* AIM OF THE EXERCISE: Retype the complete listing exactly as it appears.

(Entries with figure data)
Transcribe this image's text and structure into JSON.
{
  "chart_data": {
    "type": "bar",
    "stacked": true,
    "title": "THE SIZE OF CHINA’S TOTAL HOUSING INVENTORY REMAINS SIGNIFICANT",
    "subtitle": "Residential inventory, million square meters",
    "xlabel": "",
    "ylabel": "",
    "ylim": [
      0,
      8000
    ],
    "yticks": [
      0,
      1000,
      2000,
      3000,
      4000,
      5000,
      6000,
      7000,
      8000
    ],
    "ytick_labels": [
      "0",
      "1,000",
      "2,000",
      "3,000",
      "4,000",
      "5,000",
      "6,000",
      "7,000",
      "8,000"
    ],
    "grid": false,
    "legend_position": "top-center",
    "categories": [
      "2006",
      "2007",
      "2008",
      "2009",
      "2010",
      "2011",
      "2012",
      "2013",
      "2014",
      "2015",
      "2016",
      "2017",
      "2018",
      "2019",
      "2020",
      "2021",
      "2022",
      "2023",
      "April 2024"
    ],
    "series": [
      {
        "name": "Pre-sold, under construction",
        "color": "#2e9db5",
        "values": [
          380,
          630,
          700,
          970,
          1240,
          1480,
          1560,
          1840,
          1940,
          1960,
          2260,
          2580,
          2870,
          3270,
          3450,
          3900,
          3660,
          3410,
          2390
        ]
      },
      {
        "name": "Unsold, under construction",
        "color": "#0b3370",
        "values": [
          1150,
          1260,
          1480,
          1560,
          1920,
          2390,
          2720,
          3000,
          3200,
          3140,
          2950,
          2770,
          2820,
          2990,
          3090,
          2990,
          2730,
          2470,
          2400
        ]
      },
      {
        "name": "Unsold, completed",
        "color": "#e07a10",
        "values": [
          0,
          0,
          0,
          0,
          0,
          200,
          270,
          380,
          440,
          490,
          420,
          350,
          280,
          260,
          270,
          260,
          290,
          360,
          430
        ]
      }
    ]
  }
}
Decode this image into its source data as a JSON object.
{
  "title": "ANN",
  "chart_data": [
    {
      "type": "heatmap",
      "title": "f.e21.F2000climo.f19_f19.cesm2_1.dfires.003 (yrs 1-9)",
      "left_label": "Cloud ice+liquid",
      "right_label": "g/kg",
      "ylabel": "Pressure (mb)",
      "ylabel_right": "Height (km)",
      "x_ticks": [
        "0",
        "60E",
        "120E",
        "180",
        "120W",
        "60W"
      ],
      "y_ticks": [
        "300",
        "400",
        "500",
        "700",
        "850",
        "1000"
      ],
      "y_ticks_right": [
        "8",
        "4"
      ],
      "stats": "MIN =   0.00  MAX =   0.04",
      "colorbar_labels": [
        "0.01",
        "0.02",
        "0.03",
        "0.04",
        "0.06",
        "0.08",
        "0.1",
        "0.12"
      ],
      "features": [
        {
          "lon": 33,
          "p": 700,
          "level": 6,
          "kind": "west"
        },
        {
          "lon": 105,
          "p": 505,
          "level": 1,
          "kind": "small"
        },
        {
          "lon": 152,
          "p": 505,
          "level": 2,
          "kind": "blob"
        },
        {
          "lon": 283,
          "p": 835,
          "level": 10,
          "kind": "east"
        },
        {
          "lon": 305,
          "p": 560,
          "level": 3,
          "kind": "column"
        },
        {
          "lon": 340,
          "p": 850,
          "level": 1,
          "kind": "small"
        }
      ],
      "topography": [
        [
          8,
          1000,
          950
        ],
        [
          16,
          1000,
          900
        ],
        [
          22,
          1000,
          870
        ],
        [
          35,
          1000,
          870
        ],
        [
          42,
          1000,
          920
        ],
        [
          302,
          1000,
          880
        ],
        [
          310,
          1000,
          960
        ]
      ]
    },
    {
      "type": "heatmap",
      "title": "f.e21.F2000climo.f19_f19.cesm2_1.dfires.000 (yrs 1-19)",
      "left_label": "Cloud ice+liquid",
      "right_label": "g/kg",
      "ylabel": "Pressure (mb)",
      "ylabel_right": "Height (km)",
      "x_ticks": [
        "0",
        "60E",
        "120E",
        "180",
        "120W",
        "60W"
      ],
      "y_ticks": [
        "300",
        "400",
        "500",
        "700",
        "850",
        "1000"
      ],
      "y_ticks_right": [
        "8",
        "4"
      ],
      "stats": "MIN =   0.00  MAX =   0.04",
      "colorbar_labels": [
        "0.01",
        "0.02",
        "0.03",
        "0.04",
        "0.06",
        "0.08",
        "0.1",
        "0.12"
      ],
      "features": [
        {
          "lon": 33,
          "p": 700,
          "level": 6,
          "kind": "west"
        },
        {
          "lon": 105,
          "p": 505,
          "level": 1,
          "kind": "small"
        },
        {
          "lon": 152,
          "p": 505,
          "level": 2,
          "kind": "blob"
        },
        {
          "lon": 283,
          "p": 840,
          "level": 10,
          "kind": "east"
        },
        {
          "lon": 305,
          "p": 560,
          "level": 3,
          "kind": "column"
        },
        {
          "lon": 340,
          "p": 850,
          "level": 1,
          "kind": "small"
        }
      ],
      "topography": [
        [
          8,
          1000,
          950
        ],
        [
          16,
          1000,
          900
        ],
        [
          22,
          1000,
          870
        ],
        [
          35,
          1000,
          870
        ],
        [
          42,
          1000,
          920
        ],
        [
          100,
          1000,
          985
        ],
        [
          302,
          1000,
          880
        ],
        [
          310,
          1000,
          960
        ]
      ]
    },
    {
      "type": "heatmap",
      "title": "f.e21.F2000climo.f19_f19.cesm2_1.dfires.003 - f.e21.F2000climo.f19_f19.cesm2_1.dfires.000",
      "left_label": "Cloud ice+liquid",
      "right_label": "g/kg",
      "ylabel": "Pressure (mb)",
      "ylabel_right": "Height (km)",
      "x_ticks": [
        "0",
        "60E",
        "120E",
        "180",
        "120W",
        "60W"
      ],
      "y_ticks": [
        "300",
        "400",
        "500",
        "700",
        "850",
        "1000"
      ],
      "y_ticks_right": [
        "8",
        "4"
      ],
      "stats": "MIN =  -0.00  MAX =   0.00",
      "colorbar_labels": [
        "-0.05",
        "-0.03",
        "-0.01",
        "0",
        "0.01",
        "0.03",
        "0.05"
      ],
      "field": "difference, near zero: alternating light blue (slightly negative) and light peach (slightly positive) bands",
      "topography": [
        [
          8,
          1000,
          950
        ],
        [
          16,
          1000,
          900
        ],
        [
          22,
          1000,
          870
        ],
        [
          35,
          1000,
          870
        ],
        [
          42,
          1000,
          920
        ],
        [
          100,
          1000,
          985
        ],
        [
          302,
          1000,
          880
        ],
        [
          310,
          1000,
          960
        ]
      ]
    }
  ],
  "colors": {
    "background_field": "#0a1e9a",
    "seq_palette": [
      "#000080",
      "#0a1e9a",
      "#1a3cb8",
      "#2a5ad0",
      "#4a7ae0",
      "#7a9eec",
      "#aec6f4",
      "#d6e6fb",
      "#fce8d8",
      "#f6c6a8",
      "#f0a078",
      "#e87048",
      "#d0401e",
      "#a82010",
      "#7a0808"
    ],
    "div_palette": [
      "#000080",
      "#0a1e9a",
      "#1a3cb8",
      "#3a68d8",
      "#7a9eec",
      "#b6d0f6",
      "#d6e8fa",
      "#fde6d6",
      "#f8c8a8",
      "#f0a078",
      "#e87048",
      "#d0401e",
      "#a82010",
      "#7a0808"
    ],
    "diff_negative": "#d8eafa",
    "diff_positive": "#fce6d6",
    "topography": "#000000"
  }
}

* WRITTEN RESPONSE:
Transcribe this image's text and structure into JSON.
{
  "chart_data": {
    "type": "bar",
    "stacked": true,
    "title": "THE SIZE OF CHINA’S TOTAL HOUSING INVENTORY REMAINS SIGNIFICANT",
    "subtitle": "Residential inventory, million square meters",
    "xlabel": "",
    "ylabel": "",
    "ylim": [
      0,
      8000
    ],
    "yticks": [
      0,
      1000,
      2000,
      3000,
      4000,
      5000,
      6000,
      7000,
      8000
    ],
    "ytick_labels": [
      "0",
      "1,000",
      "2,000",
      "3,000",
      "4,000",
      "5,000",
      "6,000",
      "7,000",
      "8,000"
    ],
    "grid": false,
    "legend_position": "top-center",
    "categories": [
      "2006",
      "2007",
      "2008",
      "2009",
      "2010",
      "2011",
      "2012",
      "2013",
      "2014",
      "2015",
      "2016",
      "2017",
      "2018",
      "2019",
      "2020",
      "2021",
      "2022",
      "2023",
      "April 2024"
    ],
    "series": [
      {
        "name": "Pre-sold, under construction",
        "color": "#2e9db5",
        "values": [
          380,
          630,
          700,
          970,
          1240,
          1480,
          1560,
          1840,
          1940,
          1960,
          2260,
          2580,
          2870,
          3270,
          3450,
          3900,
          3660,
          3410,
          2390
        ]
      },
      {
        "name": "Unsold, under construction",
        "color": "#0b3370",
        "values": [
          1150,
          1260,
          1480,
          1560,
          1920,
          2390,
          2720,
          3000,
          3200,
          3140,
          2950,
          2770,
          2820,
          2990,
          3090,
          2990,
          2730,
          2470,
          2400
        ]
      },
      {
        "name": "Unsold, completed",
        "color": "#e07a10",
        "values": [
          0,
          0,
          0,
          0,
          0,
          200,
          270,
          380,
          440,
          490,
          420,
          350,
          280,
          260,
          270,
          260,
          290,
          360,
          430
        ]
      }
    ]
  }
}
Decode this image into its source data as a JSON object.
{
  "title": "ANN",
  "chart_data": [
    {
      "type": "heatmap",
      "title": "f.e21.F2000climo.f19_f19.cesm2_1.dfires.003 (yrs 1-9)",
      "left_label": "Cloud ice+liquid",
      "right_label": "g/kg",
      "ylabel": "Pressure (mb)",
      "ylabel_right": "Height (km)",
      "x_ticks": [
        "0",
        "60E",
        "120E",
        "180",
        "120W",
        "60W"
      ],
      "y_ticks": [
        "300",
        "400",
        "500",
        "700",
        "850",
        "1000"
      ],
      "y_ticks_right": [
        "8",
        "4"
      ],
      "stats": "MIN =   0.00  MAX =   0.04",
      "colorbar_labels": [
        "0.01",
        "0.02",
        "0.03",
        "0.04",
        "0.06",
        "0.08",
        "0.1",
        "0.12"
      ],
      "features": [
        {
          "lon": 33,
          "p": 700,
          "level": 6,
          "kind": "west"
        },
        {
          "lon": 105,
          "p": 505,
          "level": 1,
          "kind": "small"
        },
        {
          "lon": 152,
          "p": 505,
          "level": 2,
          "kind": "blob"
        },
        {
          "lon": 283,
          "p": 835,
          "level": 10,
          "kind": "east"
        },
        {
          "lon": 305,
          "p": 560,
          "level": 3,
          "kind": "column"
        },
        {
          "lon": 340,
          "p": 850,
          "level": 1,
          "kind": "small"
        }
      ],
      "topography": [
        [
          8,
          1000,
          950
        ],
        [
          16,
          1000,
          900
        ],
        [
          22,
          1000,
          870
        ],
        [
          35,
          1000,
          870
        ],
        [
          42,
          1000,
          920
        ],
        [
          302,
          1000,
          880
        ],
        [
          310,
          1000,
          960
        ]
      ]
    },
    {
      "type": "heatmap",
      "title": "f.e21.F2000climo.f19_f19.cesm2_1.dfires.000 (yrs 1-19)",
      "left_label": "Cloud ice+liquid",
      "right_label": "g/kg",
      "ylabel": "Pressure (mb)",
      "ylabel_right": "Height (km)",
      "x_ticks": [
        "0",
        "60E",
        "120E",
        "180",
        "120W",
        "60W"
      ],
      "y_ticks": [
        "300",
        "400",
        "500",
        "700",
        "850",
        "1000"
      ],
      "y_ticks_right": [
        "8",
        "4"
      ],
      "stats": "MIN =   0.00  MAX =   0.04",
      "colorbar_labels": [
        "0.01",
        "0.02",
        "0.03",
        "0.04",
        "0.06",
        "0.08",
        "0.1",
        "0.12"
      ],
      "features": [
        {
          "lon": 33,
          "p": 700,
          "level": 6,
          "kind": "west"
        },
        {
          "lon": 105,
          "p": 505,
          "level": 1,
          "kind": "small"
        },
        {
          "lon": 152,
          "p": 505,
          "level": 2,
          "kind": "blob"
        },
        {
          "lon": 283,
          "p": 840,
          "level": 10,
          "kind": "east"
        },
        {
          "lon": 305,
          "p": 560,
          "level": 3,
          "kind": "column"
        },
        {
          "lon": 340,
          "p": 850,
          "level": 1,
          "kind": "small"
        }
      ],
      "topography": [
        [
          8,
          1000,
          950
        ],
        [
          16,
          1000,
          900
        ],
        [
          22,
          1000,
          870
        ],
        [
          35,
          1000,
          870
        ],
        [
          42,
          1000,
          920
        ],
        [
          100,
          1000,
          985
        ],
        [
          302,
          1000,
          880
        ],
        [
          310,
          1000,
          960
        ]
      ]
    },
    {
      "type": "heatmap",
      "title": "f.e21.F2000climo.f19_f19.cesm2_1.dfires.003 - f.e21.F2000climo.f19_f19.cesm2_1.dfires.000",
      "left_label": "Cloud ice+liquid",
      "right_label": "g/kg",
      "ylabel": "Pressure (mb)",
      "ylabel_right": "Height (km)",
      "x_ticks": [
        "0",
        "60E",
        "120E",
        "180",
        "120W",
        "60W"
      ],
      "y_ticks": [
        "300",
        "400",
        "500",
        "700",
        "850",
        "1000"
      ],
      "y_ticks_right": [
        "8",
        "4"
      ],
      "stats": "MIN =  -0.00  MAX =   0.00",
      "colorbar_labels": [
        "-0.05",
        "-0.03",
        "-0.01",
        "0",
        "0.01",
        "0.03",
        "0.05"
      ],
      "field": "difference, near zero: alternating light blue (slightly negative) and light peach (slightly positive) bands",
      "topography": [
        [
          8,
          1000,
          950
        ],
        [
          16,
          1000,
          900
        ],
        [
          22,
          1000,
          870
        ],
        [
          35,
          1000,
          870
        ],
        [
          42,
          1000,
          920
        ],
        [
          100,
          1000,
          985
        ],
        [
          302,
          1000,
          880
        ],
        [
          310,
          1000,
          960
        ]
      ]
    }
  ],
  "colors": {
    "background_field": "#0a1e9a",
    "seq_palette": [
      "#000080",
      "#0a1e9a",
      "#1a3cb8",
      "#2a5ad0",
      "#4a7ae0",
      "#7a9eec",
      "#aec6f4",
      "#d6e6fb",
      "#fce8d8",
      "#f6c6a8",
      "#f0a078",
      "#e87048",
      "#d0401e",
      "#a82010",
      "#7a0808"
    ],
    "div_palette": [
      "#000080",
      "#0a1e9a",
      "#1a3cb8",
      "#3a68d8",
      "#7a9eec",
      "#b6d0f6",
      "#d6e8fa",
      "#fde6d6",
      "#f8c8a8",
      "#f0a078",
      "#e87048",
      "#d0401e",
      "#a82010",
      "#7a0808"
    ],
    "diff_negative": "#d8eafa",
    "diff_positive": "#fce6d6",
    "topography": "#000000"
  }
}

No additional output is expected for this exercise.